*Text shown*

---+---

Social justice and respect for human rights had also been
promoted, he said, through the creation of mechanisms aimed
at ensuring social tolerance, fraternity and solidarity.
The 2005 budget reflected the policy of consolidating peace,
national reconciliation and reintegration in society and
production and social expenditure had been increased.
The Deputy Minister also spoke of the setting up of inter-ministerial
commission for preparing the elections – a body which
would not replace the electoral commission to be formed to
coordinate the process. He appealed to the international
community to help and participate in the preparatory work,
which would impart greater credibility to the future elections.
Funds allocated for elections
Virgílio de Fontes Pereira, Minister of Territorial
Administration, stated in Menongue, capital of Kuando Kubango
Province, on 4 March that the government had already allocated
US$170 million for the first phase of the electoral process
in Angola.
The Minister, who is also coordinator of the inter-ministerial
commission assessing the logistical requirements for the
elections, said that US$20 million of this sum had been given
to the Ministry of Justice for the national campaign for
the free registration of adults.
He said it was not yet possible to estimate the definitive
cost of the elections planned for 2006, because ‘from
our visits to the interior of the country we are continuing
to have a lot of surprises in respect of the difficulties
and the complexity of the problems we still have to solve’.
He gave as an example the fact that ‘in 1992 we used
forty helicopters, but in the next elections we will need
double that number, owing to the bad state of communication
lines’.
Among the priorities of the commission were the rehabilitation
of facilities and roads, places to accommodate bodies supporting
the elections, the repair of bridges, mine clearance and
the resettlement and identification of people.
Some facilities could be repaired, but not all, and there
were solutions involving renting buildings or, possibly,
using ones normally used for other purposes, so as to give
priority to the electoral process.
The Minister said there was a special plan for Kuando Kubango
Province, owing to its size, the difficulty for government
officials to travel in the interior because of mines, the
bad state of roads and bridges and the large number of Angolan
refugees who had returned from Zambia and Namibia.
With a land area of almost 200,000 square kilometres, aircraft
would have to be used to help the government to overcome
some of the problems, he said.

---+---

Data records
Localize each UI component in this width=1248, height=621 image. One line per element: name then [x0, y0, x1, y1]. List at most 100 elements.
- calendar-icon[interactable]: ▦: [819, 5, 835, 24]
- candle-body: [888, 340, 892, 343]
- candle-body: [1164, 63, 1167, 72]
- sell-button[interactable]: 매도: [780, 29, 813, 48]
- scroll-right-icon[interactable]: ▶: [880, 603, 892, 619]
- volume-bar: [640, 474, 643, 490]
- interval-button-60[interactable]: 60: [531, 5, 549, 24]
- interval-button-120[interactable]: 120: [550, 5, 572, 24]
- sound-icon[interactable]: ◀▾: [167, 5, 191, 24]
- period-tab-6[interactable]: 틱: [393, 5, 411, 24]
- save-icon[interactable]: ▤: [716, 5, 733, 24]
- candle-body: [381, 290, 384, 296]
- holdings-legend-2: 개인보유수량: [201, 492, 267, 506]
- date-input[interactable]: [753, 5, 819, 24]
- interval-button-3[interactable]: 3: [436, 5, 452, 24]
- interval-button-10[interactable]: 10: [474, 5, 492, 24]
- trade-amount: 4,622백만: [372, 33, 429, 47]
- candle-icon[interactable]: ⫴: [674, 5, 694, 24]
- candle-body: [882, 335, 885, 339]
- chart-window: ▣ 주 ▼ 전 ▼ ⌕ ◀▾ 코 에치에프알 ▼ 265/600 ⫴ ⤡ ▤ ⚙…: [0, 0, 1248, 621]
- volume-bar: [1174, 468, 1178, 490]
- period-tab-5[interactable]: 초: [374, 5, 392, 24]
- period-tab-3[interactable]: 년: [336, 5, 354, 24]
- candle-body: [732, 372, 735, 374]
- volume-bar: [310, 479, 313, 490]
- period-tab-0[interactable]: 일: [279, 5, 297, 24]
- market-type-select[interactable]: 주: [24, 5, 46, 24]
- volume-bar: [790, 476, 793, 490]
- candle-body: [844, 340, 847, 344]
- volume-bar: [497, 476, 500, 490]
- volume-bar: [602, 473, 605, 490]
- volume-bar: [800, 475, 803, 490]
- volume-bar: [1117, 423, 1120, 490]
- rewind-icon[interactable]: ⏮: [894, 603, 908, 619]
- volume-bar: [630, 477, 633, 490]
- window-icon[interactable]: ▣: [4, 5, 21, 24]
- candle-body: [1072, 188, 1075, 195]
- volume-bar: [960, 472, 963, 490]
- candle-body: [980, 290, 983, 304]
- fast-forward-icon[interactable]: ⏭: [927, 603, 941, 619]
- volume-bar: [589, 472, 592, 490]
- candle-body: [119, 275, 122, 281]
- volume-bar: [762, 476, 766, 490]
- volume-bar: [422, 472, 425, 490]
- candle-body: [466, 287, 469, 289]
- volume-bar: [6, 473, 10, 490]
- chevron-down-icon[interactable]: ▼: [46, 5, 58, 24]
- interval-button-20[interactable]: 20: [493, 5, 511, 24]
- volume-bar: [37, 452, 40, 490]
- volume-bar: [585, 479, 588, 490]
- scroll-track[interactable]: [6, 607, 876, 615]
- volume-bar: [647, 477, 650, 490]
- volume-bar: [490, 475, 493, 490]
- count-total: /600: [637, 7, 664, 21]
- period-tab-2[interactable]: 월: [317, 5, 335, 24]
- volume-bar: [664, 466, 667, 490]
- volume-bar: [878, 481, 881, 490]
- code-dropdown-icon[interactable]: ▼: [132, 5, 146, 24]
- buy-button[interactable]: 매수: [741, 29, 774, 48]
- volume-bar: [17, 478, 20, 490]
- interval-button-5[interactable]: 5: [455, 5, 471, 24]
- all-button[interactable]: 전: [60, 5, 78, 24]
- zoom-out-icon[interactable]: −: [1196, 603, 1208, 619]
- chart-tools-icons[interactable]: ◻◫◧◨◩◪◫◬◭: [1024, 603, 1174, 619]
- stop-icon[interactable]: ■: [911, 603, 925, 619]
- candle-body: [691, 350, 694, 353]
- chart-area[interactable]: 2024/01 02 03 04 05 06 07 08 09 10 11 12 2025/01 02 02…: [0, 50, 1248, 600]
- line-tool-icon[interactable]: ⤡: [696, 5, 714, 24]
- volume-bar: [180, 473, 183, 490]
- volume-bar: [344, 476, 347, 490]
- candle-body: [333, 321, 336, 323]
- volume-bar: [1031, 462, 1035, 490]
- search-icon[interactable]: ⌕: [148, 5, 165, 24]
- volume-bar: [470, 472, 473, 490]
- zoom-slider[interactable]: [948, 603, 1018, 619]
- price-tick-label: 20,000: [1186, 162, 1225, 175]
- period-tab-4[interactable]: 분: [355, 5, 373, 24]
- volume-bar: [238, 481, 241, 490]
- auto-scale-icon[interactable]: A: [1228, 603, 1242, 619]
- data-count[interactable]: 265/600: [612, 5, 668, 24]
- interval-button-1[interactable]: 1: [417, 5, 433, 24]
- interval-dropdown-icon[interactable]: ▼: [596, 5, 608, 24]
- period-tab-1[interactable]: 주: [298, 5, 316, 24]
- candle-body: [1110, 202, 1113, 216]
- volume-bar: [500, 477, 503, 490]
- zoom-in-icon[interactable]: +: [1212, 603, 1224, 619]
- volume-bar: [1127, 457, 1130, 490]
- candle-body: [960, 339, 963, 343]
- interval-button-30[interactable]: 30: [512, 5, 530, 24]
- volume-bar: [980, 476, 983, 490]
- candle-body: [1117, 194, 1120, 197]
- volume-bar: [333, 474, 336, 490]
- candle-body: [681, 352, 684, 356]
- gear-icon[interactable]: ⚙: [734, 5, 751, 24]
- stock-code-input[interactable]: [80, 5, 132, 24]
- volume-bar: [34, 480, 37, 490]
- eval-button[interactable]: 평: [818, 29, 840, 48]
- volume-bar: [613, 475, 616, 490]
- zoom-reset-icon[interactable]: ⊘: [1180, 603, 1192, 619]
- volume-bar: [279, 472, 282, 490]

---+---

*Required actions*
• a. Please rewrite the paragraph of the text on Angola's elections that begins "Among the priorities of the commission" as a bulleted list, keeping each priority it names.
• b. Answer these questions from the text on Angola's elections:
(i) How much had the government allocated for the first phase of the electoral process?
(ii) How much of that sum went to the Ministry of Justice?
(iii) How many helicopters were used in 1992?
• c. List every reason the text on Angola's elections gives for the special plan for Kuando Kubango Province.

*Outputs by task*
• a.
Priorities of the commission:
- Rehabilitation of facilities and roads
- Places to accommodate bodies supporting the elections
- Repair of bridges
- Mine clearance
- Resettlement and identification of people

• b.
(i) US$170 million
(ii) US$20 million
(iii) Forty

• c.
- Its size
- The difficulty for government officials to travel in the interior because of mines
- The bad state of roads and bridges
- The large number of Angolan refugees who had returned from Zambia and Namibia